Yes, _Inder_. If you take a closer look at my post, you'll see I incorporated that fact into my ramblings, and only allowed for Ingwë to become a first generation elf because 



> She is said to have been the daughter of King Ingwe's sister.


the way this quote is worded does not sound like 100% certainty to me. 



> I (personally) cannot see a homogenous Elven acceptance of Ingwë as the "chief of chieftains". Every group seems to have their own level of autonomy.


You'll find a similar reverence for the eldest of the race among the dwarves as well, even those houses who became estranged or waged war among each other acknowledged Durin as the most 'important'. Which is why I can certainly see a similar concept with the Elves, who were a nobler race than the Dwarves.



> Every group seems to have their own level of autonomy.


Certainly. The concept of each group of Elves having their own leader(s) is not mutually exclusive with being the 'chief of chieftains'. I don't think this title meant that Ingwë was every elf's supreme sovereign and tyrant. It was more a matter of exuding reverence towards the one who is eldest (because there is something holy in being the first to awaken), rather than a matter of Ingwë doling out commands whenever something/someone tickled his fancy.


----------



## Confusticated (Apr 23, 2004)

Howdy! "since first generation Elves had no siblings, only a spouse"... how do you know this, or it is just opinion? Did I miss something? People always say this. Does proof exist? If Ainur can be siblings why not first Quendi? 

I will explode without an answer!


----------



## Inderjit S (Apr 24, 2004)

> the way this quote is worded does not sound like 100% certainty to me.



It is said/it was said etc. was something that Tolkien used a lot in his works. Why? Because his works (principally in regards to works which deal with the F.A and the S.A and the appendix) are all derived from oral accounts (whether directly or indirectly, (LOTR is of course different) or in the case of LoTR, a product of not only the accounts of the protagonist, i.e. Frodo but the product of other secondary authors, such as Bilbo, Sam, Merry and Gimli. ) and so a lot of his phrased may be ambiguously worded. You could counter this, of course, by saying that the Shibboleth has no intermediary author--it was written by Tolkien himself. So why would Tolkien make an ambiguous point if he was the author of the text? Tolkien has a certain degree of infallibility in regards to writing the texts, or rather he has a certain degree of infallibility in regards to the writing of "facts" such as parentages, despite any discrepancies with regards to the mythology, such as him claiming that this or that view is wrong because it was invented by the Númenóreans. You could say that he often changed the Elven and Mannish genealogies, citing people like Gil-Galad, Celebrimbor and Celeborn and he often changed character's histories at whim. But I see no evidence that suggests he wanted to change the genealogy of Indis.
━━━
### [Problem requirements]
Copy verbatim the stretch of the forum thread on Ingwë from "Certainly. The concept" through "tickled his fancy.".

[Bounding box annotations]
━━━
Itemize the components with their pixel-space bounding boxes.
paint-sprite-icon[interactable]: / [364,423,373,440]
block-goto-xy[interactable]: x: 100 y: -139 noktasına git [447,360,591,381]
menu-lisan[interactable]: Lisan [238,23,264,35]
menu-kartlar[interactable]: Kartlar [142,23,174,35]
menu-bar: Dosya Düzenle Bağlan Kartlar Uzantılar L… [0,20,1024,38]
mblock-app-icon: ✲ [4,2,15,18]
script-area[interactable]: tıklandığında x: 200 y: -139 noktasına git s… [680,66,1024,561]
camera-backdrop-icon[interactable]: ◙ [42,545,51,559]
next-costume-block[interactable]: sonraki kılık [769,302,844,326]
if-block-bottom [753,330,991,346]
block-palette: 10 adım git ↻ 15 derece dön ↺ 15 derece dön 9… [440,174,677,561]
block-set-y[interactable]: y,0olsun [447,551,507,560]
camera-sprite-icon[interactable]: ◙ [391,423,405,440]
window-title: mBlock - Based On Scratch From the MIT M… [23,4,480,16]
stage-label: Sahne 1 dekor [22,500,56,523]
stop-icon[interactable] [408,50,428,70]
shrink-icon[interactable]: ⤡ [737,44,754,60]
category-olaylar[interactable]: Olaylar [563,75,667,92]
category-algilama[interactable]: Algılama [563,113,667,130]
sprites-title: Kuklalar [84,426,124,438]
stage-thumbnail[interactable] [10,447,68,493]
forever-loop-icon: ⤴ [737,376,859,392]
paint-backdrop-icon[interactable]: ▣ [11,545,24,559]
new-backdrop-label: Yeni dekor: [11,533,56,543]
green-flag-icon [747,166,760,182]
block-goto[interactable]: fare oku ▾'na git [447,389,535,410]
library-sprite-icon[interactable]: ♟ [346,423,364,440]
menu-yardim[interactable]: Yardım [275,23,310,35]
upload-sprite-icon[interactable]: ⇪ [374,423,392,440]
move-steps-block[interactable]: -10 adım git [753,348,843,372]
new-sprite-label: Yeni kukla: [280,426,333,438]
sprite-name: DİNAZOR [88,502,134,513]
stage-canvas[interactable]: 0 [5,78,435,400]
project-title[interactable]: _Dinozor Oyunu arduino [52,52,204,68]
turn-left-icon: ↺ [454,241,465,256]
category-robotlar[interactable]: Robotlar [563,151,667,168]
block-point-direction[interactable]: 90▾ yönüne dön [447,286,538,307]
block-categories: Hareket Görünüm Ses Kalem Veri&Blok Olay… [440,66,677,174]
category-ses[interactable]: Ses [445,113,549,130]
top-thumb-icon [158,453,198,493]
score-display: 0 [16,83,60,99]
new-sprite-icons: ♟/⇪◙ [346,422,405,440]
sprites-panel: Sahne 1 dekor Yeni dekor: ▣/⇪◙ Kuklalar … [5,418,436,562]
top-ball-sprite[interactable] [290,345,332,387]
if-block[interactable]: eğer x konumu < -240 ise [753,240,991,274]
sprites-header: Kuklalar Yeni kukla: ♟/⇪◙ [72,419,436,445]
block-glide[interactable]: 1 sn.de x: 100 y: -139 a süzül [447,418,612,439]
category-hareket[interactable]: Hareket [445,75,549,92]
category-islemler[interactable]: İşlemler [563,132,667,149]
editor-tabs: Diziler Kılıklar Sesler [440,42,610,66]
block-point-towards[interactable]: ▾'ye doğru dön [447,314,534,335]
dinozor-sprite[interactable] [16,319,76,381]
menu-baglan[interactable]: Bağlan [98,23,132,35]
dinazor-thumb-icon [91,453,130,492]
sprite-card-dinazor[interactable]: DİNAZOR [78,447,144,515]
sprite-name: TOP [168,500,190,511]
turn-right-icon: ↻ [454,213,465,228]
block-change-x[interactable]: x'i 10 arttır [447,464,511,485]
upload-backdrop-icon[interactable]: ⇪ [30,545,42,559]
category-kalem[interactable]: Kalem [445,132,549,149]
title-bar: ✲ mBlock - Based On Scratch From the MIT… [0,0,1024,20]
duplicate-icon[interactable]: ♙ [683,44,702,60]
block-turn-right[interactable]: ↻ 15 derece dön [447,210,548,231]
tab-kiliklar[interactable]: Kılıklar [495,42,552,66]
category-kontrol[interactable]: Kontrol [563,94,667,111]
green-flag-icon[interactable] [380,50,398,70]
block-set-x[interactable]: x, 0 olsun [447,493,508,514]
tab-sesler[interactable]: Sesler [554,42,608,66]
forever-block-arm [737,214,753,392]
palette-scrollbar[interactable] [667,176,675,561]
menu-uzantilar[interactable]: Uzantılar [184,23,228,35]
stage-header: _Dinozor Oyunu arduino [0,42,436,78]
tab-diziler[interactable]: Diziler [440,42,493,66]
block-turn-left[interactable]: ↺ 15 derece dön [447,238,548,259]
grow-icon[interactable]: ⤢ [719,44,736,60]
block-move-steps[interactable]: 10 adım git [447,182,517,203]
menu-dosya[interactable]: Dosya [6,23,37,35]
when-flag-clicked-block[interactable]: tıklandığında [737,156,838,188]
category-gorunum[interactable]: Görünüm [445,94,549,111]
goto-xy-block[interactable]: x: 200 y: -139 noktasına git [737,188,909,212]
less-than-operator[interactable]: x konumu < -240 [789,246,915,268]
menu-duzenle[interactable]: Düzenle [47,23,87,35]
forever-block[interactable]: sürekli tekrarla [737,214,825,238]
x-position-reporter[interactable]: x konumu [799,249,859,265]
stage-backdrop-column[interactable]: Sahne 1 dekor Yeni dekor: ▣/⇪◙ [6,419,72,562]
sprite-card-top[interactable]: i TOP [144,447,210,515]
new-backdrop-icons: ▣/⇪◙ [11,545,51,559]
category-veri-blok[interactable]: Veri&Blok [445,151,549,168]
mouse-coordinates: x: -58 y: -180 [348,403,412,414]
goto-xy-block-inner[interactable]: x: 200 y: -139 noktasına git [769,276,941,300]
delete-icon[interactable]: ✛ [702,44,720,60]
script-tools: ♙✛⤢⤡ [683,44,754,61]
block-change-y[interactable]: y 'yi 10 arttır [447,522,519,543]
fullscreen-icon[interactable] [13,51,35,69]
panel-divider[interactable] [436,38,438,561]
━━━
### [Worked answer]
Certainly. The concept of each group of Elves having their own leader(s) is not mutually exclusive with being the 'chief of chieftains'. I don't think this title meant that Ingwë was every elf's supreme sovereign and tyrant. It was more a matter of exuding reverence towards the one who is eldest (because there is something holy in being the first to awaken), rather than a matter of Ingwë doling out commands whenever something/someone tickled his fancy.